TO DO :: Check every line below for the word "информатизации" and show those that hold it.

ENTRIES SUPPLIED ::

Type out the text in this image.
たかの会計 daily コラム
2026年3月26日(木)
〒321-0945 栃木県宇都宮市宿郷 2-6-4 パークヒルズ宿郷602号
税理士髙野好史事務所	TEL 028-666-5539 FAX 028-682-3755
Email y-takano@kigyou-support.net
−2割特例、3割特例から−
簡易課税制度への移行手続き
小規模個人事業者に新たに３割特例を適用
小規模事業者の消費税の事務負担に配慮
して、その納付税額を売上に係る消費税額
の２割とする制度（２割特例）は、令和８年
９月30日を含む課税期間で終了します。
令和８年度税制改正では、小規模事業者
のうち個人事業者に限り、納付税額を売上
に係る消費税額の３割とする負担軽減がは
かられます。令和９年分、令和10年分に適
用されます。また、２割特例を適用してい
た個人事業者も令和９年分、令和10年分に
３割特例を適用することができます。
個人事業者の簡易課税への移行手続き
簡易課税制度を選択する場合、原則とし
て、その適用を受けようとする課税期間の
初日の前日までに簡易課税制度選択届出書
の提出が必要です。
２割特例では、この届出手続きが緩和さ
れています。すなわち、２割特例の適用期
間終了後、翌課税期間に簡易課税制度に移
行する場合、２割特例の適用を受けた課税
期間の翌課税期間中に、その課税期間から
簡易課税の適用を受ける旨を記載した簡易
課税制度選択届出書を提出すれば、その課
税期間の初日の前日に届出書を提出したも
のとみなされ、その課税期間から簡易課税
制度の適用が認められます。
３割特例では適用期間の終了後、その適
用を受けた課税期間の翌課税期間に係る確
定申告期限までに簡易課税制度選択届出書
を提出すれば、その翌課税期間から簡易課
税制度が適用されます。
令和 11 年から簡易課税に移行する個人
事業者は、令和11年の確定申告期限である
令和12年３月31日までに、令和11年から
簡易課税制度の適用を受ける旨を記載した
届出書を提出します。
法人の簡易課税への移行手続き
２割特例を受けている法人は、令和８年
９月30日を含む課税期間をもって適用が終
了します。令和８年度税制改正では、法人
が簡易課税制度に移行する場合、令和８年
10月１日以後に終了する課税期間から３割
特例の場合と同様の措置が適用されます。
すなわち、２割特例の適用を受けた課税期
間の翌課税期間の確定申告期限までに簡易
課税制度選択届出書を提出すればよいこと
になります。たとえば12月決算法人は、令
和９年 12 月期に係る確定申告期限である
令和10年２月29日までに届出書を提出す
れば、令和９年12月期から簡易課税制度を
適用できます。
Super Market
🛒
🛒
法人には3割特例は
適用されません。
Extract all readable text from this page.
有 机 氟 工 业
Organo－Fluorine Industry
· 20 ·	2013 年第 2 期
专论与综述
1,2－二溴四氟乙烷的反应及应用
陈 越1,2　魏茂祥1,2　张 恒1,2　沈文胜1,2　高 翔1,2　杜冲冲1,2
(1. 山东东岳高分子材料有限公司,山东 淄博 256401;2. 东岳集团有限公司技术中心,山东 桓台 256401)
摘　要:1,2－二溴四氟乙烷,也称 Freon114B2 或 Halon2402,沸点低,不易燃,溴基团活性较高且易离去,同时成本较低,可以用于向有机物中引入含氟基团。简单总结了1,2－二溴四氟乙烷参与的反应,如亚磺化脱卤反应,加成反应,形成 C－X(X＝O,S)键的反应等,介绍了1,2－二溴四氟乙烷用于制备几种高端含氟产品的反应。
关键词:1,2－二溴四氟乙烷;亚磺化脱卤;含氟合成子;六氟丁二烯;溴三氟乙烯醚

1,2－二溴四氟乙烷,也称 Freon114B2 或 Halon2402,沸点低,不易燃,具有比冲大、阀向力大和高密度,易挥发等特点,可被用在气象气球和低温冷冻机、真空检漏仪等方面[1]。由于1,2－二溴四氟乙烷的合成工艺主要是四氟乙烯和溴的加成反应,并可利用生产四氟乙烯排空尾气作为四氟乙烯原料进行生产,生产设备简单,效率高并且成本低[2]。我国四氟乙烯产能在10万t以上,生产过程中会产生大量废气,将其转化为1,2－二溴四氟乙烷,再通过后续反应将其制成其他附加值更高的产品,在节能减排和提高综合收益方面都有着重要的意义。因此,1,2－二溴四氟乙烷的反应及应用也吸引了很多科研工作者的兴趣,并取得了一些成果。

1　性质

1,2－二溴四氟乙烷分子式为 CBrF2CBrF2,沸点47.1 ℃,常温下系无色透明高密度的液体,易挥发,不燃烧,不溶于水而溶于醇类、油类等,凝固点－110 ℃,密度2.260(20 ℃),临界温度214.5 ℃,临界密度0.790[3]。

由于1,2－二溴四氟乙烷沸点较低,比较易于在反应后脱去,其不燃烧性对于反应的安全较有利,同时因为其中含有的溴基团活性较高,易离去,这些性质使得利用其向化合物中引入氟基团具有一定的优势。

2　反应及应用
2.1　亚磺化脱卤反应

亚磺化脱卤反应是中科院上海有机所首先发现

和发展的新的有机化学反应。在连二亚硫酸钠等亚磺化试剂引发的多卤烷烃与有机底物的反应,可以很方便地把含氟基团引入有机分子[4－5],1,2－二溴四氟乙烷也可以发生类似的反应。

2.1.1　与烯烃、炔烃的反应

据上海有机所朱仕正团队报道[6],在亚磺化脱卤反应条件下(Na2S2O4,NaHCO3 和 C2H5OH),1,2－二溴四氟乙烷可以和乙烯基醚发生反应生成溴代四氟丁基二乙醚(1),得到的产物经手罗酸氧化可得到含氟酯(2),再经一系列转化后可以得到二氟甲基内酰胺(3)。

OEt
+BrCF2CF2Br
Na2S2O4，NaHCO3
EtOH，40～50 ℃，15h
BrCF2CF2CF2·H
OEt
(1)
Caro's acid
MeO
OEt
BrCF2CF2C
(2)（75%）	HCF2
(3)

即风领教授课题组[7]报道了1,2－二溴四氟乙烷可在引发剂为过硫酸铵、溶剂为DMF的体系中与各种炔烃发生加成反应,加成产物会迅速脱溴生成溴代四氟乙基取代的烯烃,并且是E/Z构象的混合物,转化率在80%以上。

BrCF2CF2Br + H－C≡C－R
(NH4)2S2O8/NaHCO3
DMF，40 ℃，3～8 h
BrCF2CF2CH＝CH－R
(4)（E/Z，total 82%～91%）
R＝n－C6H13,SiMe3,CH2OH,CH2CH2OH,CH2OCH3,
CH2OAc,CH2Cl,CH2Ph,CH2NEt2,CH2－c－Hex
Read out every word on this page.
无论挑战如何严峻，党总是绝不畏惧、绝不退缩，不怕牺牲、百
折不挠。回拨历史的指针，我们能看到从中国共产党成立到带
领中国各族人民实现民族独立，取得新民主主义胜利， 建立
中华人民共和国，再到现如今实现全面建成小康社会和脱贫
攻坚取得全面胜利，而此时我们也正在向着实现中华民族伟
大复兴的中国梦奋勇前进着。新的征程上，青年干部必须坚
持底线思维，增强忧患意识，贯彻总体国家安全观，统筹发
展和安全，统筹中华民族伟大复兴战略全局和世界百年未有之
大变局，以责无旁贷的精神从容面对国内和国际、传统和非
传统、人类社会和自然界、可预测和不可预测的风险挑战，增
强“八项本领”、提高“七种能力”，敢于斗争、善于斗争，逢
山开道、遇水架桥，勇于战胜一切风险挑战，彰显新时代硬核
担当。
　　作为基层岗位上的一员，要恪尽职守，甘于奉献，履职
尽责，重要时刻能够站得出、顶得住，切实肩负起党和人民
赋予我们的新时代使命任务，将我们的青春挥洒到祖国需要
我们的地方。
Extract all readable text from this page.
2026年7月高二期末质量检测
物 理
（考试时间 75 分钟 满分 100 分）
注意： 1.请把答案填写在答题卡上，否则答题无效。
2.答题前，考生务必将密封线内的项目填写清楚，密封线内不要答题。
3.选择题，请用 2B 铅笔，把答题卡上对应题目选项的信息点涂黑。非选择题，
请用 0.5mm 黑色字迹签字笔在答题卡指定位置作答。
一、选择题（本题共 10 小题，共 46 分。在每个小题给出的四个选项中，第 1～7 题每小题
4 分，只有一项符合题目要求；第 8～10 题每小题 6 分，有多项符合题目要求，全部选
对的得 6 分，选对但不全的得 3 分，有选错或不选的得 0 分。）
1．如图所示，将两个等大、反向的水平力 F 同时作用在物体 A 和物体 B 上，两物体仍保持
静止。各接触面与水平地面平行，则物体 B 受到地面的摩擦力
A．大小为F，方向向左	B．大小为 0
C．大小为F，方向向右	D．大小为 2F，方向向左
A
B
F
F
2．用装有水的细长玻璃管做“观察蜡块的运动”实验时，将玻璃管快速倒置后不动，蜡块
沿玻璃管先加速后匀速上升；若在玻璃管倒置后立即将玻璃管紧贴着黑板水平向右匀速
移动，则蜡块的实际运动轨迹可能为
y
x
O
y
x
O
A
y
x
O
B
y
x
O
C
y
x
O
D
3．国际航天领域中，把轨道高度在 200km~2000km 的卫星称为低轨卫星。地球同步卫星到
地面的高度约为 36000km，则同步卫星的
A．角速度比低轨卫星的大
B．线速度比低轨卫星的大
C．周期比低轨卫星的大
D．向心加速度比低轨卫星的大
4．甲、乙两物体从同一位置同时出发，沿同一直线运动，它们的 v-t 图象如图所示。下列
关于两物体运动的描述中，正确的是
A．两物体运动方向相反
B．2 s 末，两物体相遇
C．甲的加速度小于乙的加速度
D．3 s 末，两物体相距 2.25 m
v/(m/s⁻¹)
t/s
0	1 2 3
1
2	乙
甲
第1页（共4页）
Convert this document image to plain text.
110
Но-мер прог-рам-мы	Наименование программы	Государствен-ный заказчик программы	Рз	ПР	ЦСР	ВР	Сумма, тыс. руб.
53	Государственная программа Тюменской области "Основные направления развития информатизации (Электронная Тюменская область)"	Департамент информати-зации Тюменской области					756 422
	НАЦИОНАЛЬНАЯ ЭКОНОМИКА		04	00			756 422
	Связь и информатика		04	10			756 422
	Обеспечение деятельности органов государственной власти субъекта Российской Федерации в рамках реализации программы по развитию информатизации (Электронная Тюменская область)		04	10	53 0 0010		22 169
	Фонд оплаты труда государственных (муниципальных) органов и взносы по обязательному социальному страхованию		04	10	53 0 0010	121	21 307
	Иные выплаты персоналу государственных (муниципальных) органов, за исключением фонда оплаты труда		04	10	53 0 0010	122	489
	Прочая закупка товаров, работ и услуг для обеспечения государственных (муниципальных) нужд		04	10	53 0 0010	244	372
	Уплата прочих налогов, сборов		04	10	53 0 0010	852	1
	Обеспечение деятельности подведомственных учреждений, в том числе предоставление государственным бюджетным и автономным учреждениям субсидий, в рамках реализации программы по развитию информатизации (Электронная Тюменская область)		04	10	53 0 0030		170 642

RESPONSE BELOW ::
53	Государственная программа Тюменской области "Основные направления развития информатизации (Электронная Тюменская область)"	Департамент информати-зации Тюменской области					756 422
	Обеспечение деятельности органов государственной власти субъекта Российской Федерации в рамках реализации программы по развитию информатизации (Электронная Тюменская область)		04	10	53 0 0010		22 169
	Обеспечение деятельности подведомственных учреждений, в том числе предоставление государственным бюджетным и автономным учреждениям субсидий, в рамках реализации программы по развитию информатизации (Электронная Тюменская область)		04	10	53 0 0030		170 642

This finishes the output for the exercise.